REQUIREMENTS —
Pictures stay out of the copy; set down each line of the listing below exactly.

INPUT DATA —
# # # # # # #
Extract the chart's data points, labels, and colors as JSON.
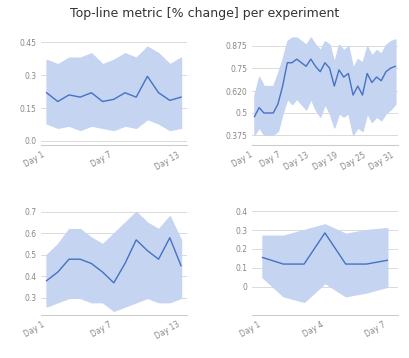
{
  "title": "Top-line metric [% change] per experiment",
  "title_fontsize": 9,
  "line_color": "#4472C4",
  "fill_color": "#c5d4f0",
  "bg_color": "#ffffff",
  "grid_color": "#cccccc",
  "tick_color": "#888888",
  "subplot1": {
    "x": [
      1,
      2,
      3,
      4,
      5,
      6,
      7,
      8,
      9,
      10,
      11,
      12,
      13
    ],
    "y": [
      0.22,
      0.18,
      0.21,
      0.2,
      0.22,
      0.18,
      0.19,
      0.22,
      0.2,
      0.295,
      0.22,
      0.185,
      0.2
    ],
    "y_lower": [
      0.08,
      0.06,
      0.07,
      0.05,
      0.07,
      0.06,
      0.05,
      0.07,
      0.06,
      0.1,
      0.08,
      0.05,
      0.06
    ],
    "y_upper": [
      0.37,
      0.35,
      0.38,
      0.38,
      0.4,
      0.35,
      0.37,
      0.4,
      0.38,
      0.43,
      0.4,
      0.35,
      0.38
    ],
    "xticks": [
      1,
      7,
      13
    ],
    "xticklabels": [
      "Day 1",
      "Day 7",
      "Day 13"
    ],
    "yticks": [
      0.0,
      0.15,
      0.3,
      0.45
    ],
    "yticklabels": [
      "0.0",
      "0.15",
      "0.3",
      "0.45"
    ],
    "ylim": [
      -0.02,
      0.48
    ]
  },
  "subplot2": {
    "x": [
      1,
      2,
      3,
      4,
      5,
      6,
      7,
      8,
      9,
      10,
      11,
      12,
      13,
      14,
      15,
      16,
      17,
      18,
      19,
      20,
      21,
      22,
      23,
      24,
      25,
      26,
      27,
      28,
      29,
      30,
      31
    ],
    "y": [
      0.48,
      0.53,
      0.5,
      0.5,
      0.5,
      0.55,
      0.65,
      0.78,
      0.78,
      0.8,
      0.78,
      0.76,
      0.8,
      0.76,
      0.73,
      0.78,
      0.75,
      0.65,
      0.74,
      0.7,
      0.72,
      0.6,
      0.65,
      0.6,
      0.72,
      0.67,
      0.7,
      0.68,
      0.73,
      0.75,
      0.76
    ],
    "y_lower": [
      0.38,
      0.42,
      0.38,
      0.38,
      0.38,
      0.4,
      0.5,
      0.58,
      0.55,
      0.58,
      0.55,
      0.52,
      0.58,
      0.52,
      0.48,
      0.55,
      0.5,
      0.42,
      0.5,
      0.48,
      0.5,
      0.38,
      0.42,
      0.4,
      0.5,
      0.45,
      0.48,
      0.46,
      0.5,
      0.52,
      0.55
    ],
    "y_upper": [
      0.6,
      0.7,
      0.65,
      0.65,
      0.65,
      0.72,
      0.8,
      0.9,
      0.92,
      0.92,
      0.9,
      0.88,
      0.92,
      0.88,
      0.85,
      0.9,
      0.88,
      0.78,
      0.88,
      0.85,
      0.87,
      0.75,
      0.8,
      0.78,
      0.87,
      0.82,
      0.85,
      0.83,
      0.88,
      0.9,
      0.91
    ],
    "xticks": [
      1,
      7,
      13,
      19,
      25,
      31
    ],
    "xticklabels": [
      "Day 1",
      "Day 7",
      "Day 13",
      "Day 19",
      "Day 25",
      "Day 31"
    ],
    "yticks": [
      0.375,
      0.5,
      0.62,
      0.75,
      0.875
    ],
    "yticklabels": [
      "0.375",
      "0.5",
      "0.620",
      "0.75",
      "0.875"
    ],
    "ylim": [
      0.32,
      0.93
    ]
  },
  "subplot3": {
    "x": [
      1,
      2,
      3,
      4,
      5,
      6,
      7,
      8,
      9,
      10,
      11,
      12,
      13
    ],
    "y": [
      0.38,
      0.42,
      0.48,
      0.48,
      0.46,
      0.42,
      0.37,
      0.46,
      0.57,
      0.52,
      0.48,
      0.58,
      0.45
    ],
    "y_lower": [
      0.26,
      0.28,
      0.3,
      0.3,
      0.28,
      0.28,
      0.24,
      0.26,
      0.28,
      0.3,
      0.28,
      0.28,
      0.3
    ],
    "y_upper": [
      0.5,
      0.55,
      0.62,
      0.62,
      0.58,
      0.55,
      0.6,
      0.65,
      0.7,
      0.65,
      0.62,
      0.68,
      0.57
    ],
    "xticks": [
      1,
      7,
      13
    ],
    "xticklabels": [
      "Day 1",
      "Day 7",
      "Day 13"
    ],
    "yticks": [
      0.3,
      0.4,
      0.5,
      0.6,
      0.7
    ],
    "yticklabels": [
      "0.3",
      "0.4",
      "0.5",
      "0.6",
      "0.7"
    ],
    "ylim": [
      0.22,
      0.73
    ]
  },
  "subplot4": {
    "x": [
      1,
      2,
      3,
      4,
      5,
      6,
      7
    ],
    "y": [
      0.155,
      0.12,
      0.12,
      0.285,
      0.12,
      0.12,
      0.14
    ],
    "y_lower": [
      0.05,
      -0.05,
      -0.08,
      0.02,
      -0.05,
      -0.03,
      0.0
    ],
    "y_upper": [
      0.27,
      0.27,
      0.3,
      0.33,
      0.28,
      0.3,
      0.31
    ],
    "xticks": [
      1,
      4,
      7
    ],
    "xticklabels": [
      "Day 1",
      "Day 4",
      "Day 7"
    ],
    "yticks": [
      0.0,
      0.1,
      0.2,
      0.3,
      0.4
    ],
    "yticklabels": [
      "0",
      "0.1",
      "0.2",
      "0.3",
      "0.4"
    ],
    "ylim": [
      -0.15,
      0.43
    ]
  }
}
# # # # # # #
FULL RESPONSE —
Extract the chart's data points, labels, and colors as JSON.
{
  "title": "Top-line metric [% change] per experiment",
  "title_fontsize": 9,
  "line_color": "#4472C4",
  "fill_color": "#c5d4f0",
  "bg_color": "#ffffff",
  "grid_color": "#cccccc",
  "tick_color": "#888888",
  "subplot1": {
    "x": [
      1,
      2,
      3,
      4,
      5,
      6,
      7,
      8,
      9,
      10,
      11,
      12,
      13
    ],
    "y": [
      0.22,
      0.18,
      0.21,
      0.2,
      0.22,
      0.18,
      0.19,
      0.22,
      0.2,
      0.295,
      0.22,
      0.185,
      0.2
    ],
    "y_lower": [
      0.08,
      0.06,
      0.07,
      0.05,
      0.07,
      0.06,
      0.05,
      0.07,
      0.06,
      0.1,
      0.08,
      0.05,
      0.06
    ],
    "y_upper": [
      0.37,
      0.35,
      0.38,
      0.38,
      0.4,
      0.35,
      0.37,
      0.4,
      0.38,
      0.43,
      0.4,
      0.35,
      0.38
    ],
    "xticks": [
      1,
      7,
      13
    ],
    "xticklabels": [
      "Day 1",
      "Day 7",
      "Day 13"
    ],
    "yticks": [
      0.0,
      0.15,
      0.3,
      0.45
    ],
    "yticklabels": [
      "0.0",
      "0.15",
      "0.3",
      "0.45"
    ],
    "ylim": [
      -0.02,
      0.48
    ]
  },
  "subplot2": {
    "x": [
      1,
      2,
      3,
      4,
      5,
      6,
      7,
      8,
      9,
      10,
      11,
      12,
      13,
      14,
      15,
      16,
      17,
      18,
      19,
      20,
      21,
      22,
      23,
      24,
      25,
      26,
      27,
      28,
      29,
      30,
      31
    ],
    "y": [
      0.48,
      0.53,
      0.5,
      0.5,
      0.5,
      0.55,
      0.65,
      0.78,
      0.78,
      0.8,
      0.78,
      0.76,
      0.8,
      0.76,
      0.73,
      0.78,
      0.75,
      0.65,
      0.74,
      0.7,
      0.72,
      0.6,
      0.65,
      0.6,
      0.72,
      0.67,
      0.7,
      0.68,
      0.73,
      0.75,
      0.76
    ],
    "y_lower": [
      0.38,
      0.42,
      0.38,
      0.38,
      0.38,
      0.4,
      0.5,
      0.58,
      0.55,
      0.58,
      0.55,
      0.52,
      0.58,
      0.52,
      0.48,
      0.55,
      0.5,
      0.42,
      0.5,
      0.48,
      0.5,
      0.38,
      0.42,
      0.4,
      0.5,
      0.45,
      0.48,
      0.46,
      0.5,
      0.52,
      0.55
    ],
    "y_upper": [
      0.6,
      0.7,
      0.65,
      0.65,
      0.65,
      0.72,
      0.8,
      0.9,
      0.92,
      0.92,
      0.9,
      0.88,
      0.92,
      0.88,
      0.85,
      0.9,
      0.88,
      0.78,
      0.88,
      0.85,
      0.87,
      0.75,
      0.8,
      0.78,
      0.87,
      0.82,
      0.85,
      0.83,
      0.88,
      0.9,
      0.91
    ],
    "xticks": [
      1,
      7,
      13,
      19,
      25,
      31
    ],
    "xticklabels": [
      "Day 1",
      "Day 7",
      "Day 13",
      "Day 19",
      "Day 25",
      "Day 31"
    ],
    "yticks": [
      0.375,
      0.5,
      0.62,
      0.75,
      0.875
    ],
    "yticklabels": [
      "0.375",
      "0.5",
      "0.620",
      "0.75",
      "0.875"
    ],
    "ylim": [
      0.32,
      0.93
    ]
  },
  "subplot3": {
    "x": [
      1,
      2,
      3,
      4,
      5,
      6,
      7,
      8,
      9,
      10,
      11,
      12,
      13
    ],
    "y": [
      0.38,
      0.42,
      0.48,
      0.48,
      0.46,
      0.42,
      0.37,
      0.46,
      0.57,
      0.52,
      0.48,
      0.58,
      0.45
    ],
    "y_lower": [
      0.26,
      0.28,
      0.3,
      0.3,
      0.28,
      0.28,
      0.24,
      0.26,
      0.28,
      0.3,
      0.28,
      0.28,
      0.3
    ],
    "y_upper": [
      0.5,
      0.55,
      0.62,
      0.62,
      0.58,
      0.55,
      0.6,
      0.65,
      0.7,
      0.65,
      0.62,
      0.68,
      0.57
    ],
    "xticks": [
      1,
      7,
      13
    ],
    "xticklabels": [
      "Day 1",
      "Day 7",
      "Day 13"
    ],
    "yticks": [
      0.3,
      0.4,
      0.5,
      0.6,
      0.7
    ],
    "yticklabels": [
      "0.3",
      "0.4",
      "0.5",
      "0.6",
      "0.7"
    ],
    "ylim": [
      0.22,
      0.73
    ]
  },
  "subplot4": {
    "x": [
      1,
      2,
      3,
      4,
      5,
      6,
      7
    ],
    "y": [
      0.155,
      0.12,
      0.12,
      0.285,
      0.12,
      0.12,
      0.14
    ],
    "y_lower": [
      0.05,
      -0.05,
      -0.08,
      0.02,
      -0.05,
      -0.03,
      0.0
    ],
    "y_upper": [
      0.27,
      0.27,
      0.3,
      0.33,
      0.28,
      0.3,
      0.31
    ],
    "xticks": [
      1,
      4,
      7
    ],
    "xticklabels": [
      "Day 1",
      "Day 4",
      "Day 7"
    ],
    "yticks": [
      0.0,
      0.1,
      0.2,
      0.3,
      0.4
    ],
    "yticklabels": [
      "0",
      "0.1",
      "0.2",
      "0.3",
      "0.4"
    ],
    "ylim": [
      -0.15,
      0.43
    ]
  }
}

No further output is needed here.